(Records from a collection)
───

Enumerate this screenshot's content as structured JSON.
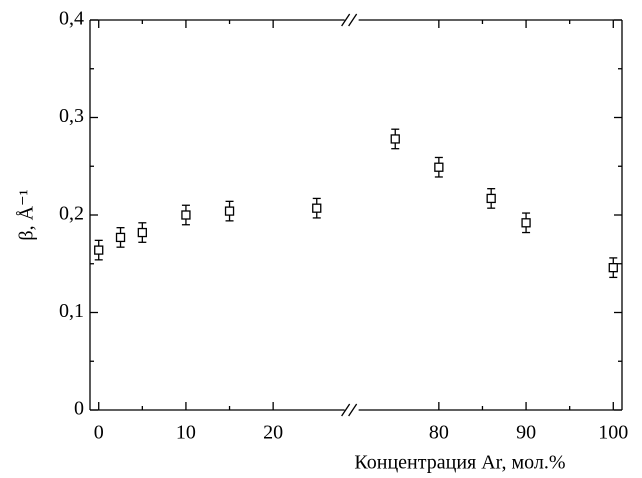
{
  "chart_data": {
    "type": "scatter",
    "x_label": "Концентрация Ar, мол.%",
    "y_label": "β, Å⁻¹",
    "x_segments": [
      {
        "xlim": [
          -1,
          29
        ],
        "xticks": [
          0,
          10,
          20
        ]
      },
      {
        "xlim": [
          70,
          101
        ],
        "xticks": [
          80,
          90,
          100
        ]
      }
    ],
    "ylim": [
      0,
      0.4
    ],
    "yticks": [
      0,
      {
        "value": 0.1,
        "label": "0,1"
      },
      {
        "value": 0.2,
        "label": "0,2"
      },
      {
        "value": 0.3,
        "label": "0,3"
      },
      {
        "value": 0.4,
        "label": "0,4"
      }
    ],
    "series": [
      {
        "color": "#000000",
        "x": [
          0,
          2.5,
          5,
          10,
          15,
          25,
          75,
          80,
          86,
          90,
          100
        ],
        "values": [
          0.164,
          0.177,
          0.182,
          0.2,
          0.204,
          0.207,
          0.278,
          0.249,
          0.217,
          0.192,
          0.146
        ],
        "errors": [
          0.01,
          0.01,
          0.01,
          0.01,
          0.01,
          0.01,
          0.01,
          0.01,
          0.01,
          0.01,
          0.01
        ]
      }
    ]
  }
}
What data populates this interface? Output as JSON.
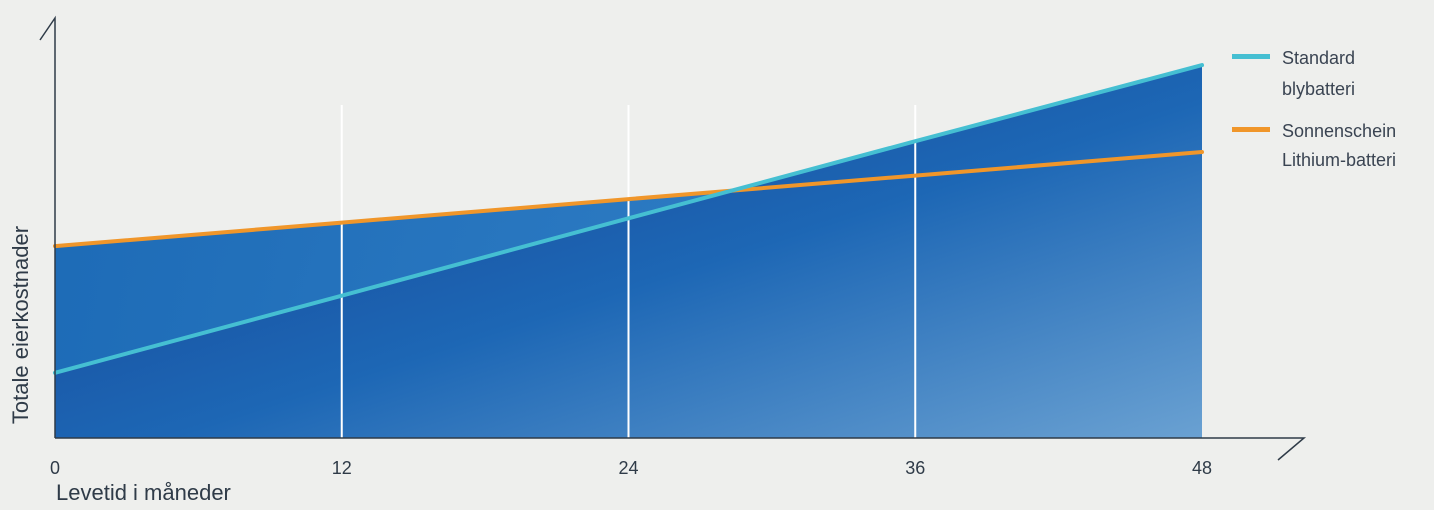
{
  "chart_data": {
    "type": "area",
    "x": [
      0,
      12,
      24,
      36,
      48
    ],
    "tick_labels": [
      "0",
      "12",
      "24",
      "36",
      "48"
    ],
    "xlabel": "Levetid i måneder",
    "ylabel": "Totale eierkostnader",
    "xlim": [
      0,
      48
    ],
    "ylim": [
      0,
      100
    ],
    "grid": true,
    "legend_position": "right",
    "series": [
      {
        "name": [
          "Standard",
          "blybatteri"
        ],
        "color": "#45bfd2",
        "values": [
          18,
          39.3,
          60.7,
          82,
          103
        ]
      },
      {
        "name": [
          "Sonnenschein",
          "Lithium-batteri"
        ],
        "color": "#f0962a",
        "values": [
          53,
          59.5,
          66,
          72.5,
          79
        ]
      }
    ],
    "fill_colors": [
      "#143b8d",
      "#1d67b5",
      "#6aa1d2"
    ],
    "axis_color": "#2f3b48",
    "grid_color": "#ffffff"
  }
}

───

» Instructions for the task:
Every record gets retyped exactly; no picture goes into the copy.

» Response below:
Enumerate this screenshot's content as structured JSON.
{
  "chart_data": {
    "type": "scatter",
    "x_label": "Концентрация Ar, мол.%",
    "y_label": "β, Å⁻¹",
    "x_segments": [
      {
        "xlim": [
          -1,
          29
        ],
        "xticks": [
          0,
          10,
          20
        ]
      },
      {
        "xlim": [
          70,
          101
        ],
        "xticks": [
          80,
          90,
          100
        ]
      }
    ],
    "ylim": [
      0,
      0.4
    ],
    "yticks": [
      0,
      {
        "value": 0.1,
        "label": "0,1"
      },
      {
        "value": 0.2,
        "label": "0,2"
      },
      {
        "value": 0.3,
        "label": "0,3"
      },
      {
        "value": 0.4,
        "label": "0,4"
      }
    ],
    "series": [
      {
        "color": "#000000",
        "x": [
          0,
          2.5,
          5,
          10,
          15,
          25,
          75,
          80,
          86,
          90,
          100
        ],
        "values": [
          0.164,
          0.177,
          0.182,
          0.2,
          0.204,
          0.207,
          0.278,
          0.249,
          0.217,
          0.192,
          0.146
        ],
        "errors": [
          0.01,
          0.01,
          0.01,
          0.01,
          0.01,
          0.01,
          0.01,
          0.01,
          0.01,
          0.01,
          0.01
        ]
      }
    ]
  }
}
What data populates this interface? Output as JSON.
{
  "chart_data": {
    "type": "area",
    "x": [
      0,
      12,
      24,
      36,
      48
    ],
    "tick_labels": [
      "0",
      "12",
      "24",
      "36",
      "48"
    ],
    "xlabel": "Levetid i måneder",
    "ylabel": "Totale eierkostnader",
    "xlim": [
      0,
      48
    ],
    "ylim": [
      0,
      100
    ],
    "grid": true,
    "legend_position": "right",
    "series": [
      {
        "name": [
          "Standard",
          "blybatteri"
        ],
        "color": "#45bfd2",
        "values": [
          18,
          39.3,
          60.7,
          82,
          103
        ]
      },
      {
        "name": [
          "Sonnenschein",
          "Lithium-batteri"
        ],
        "color": "#f0962a",
        "values": [
          53,
          59.5,
          66,
          72.5,
          79
        ]
      }
    ],
    "fill_colors": [
      "#143b8d",
      "#1d67b5",
      "#6aa1d2"
    ],
    "axis_color": "#2f3b48",
    "grid_color": "#ffffff"
  }
}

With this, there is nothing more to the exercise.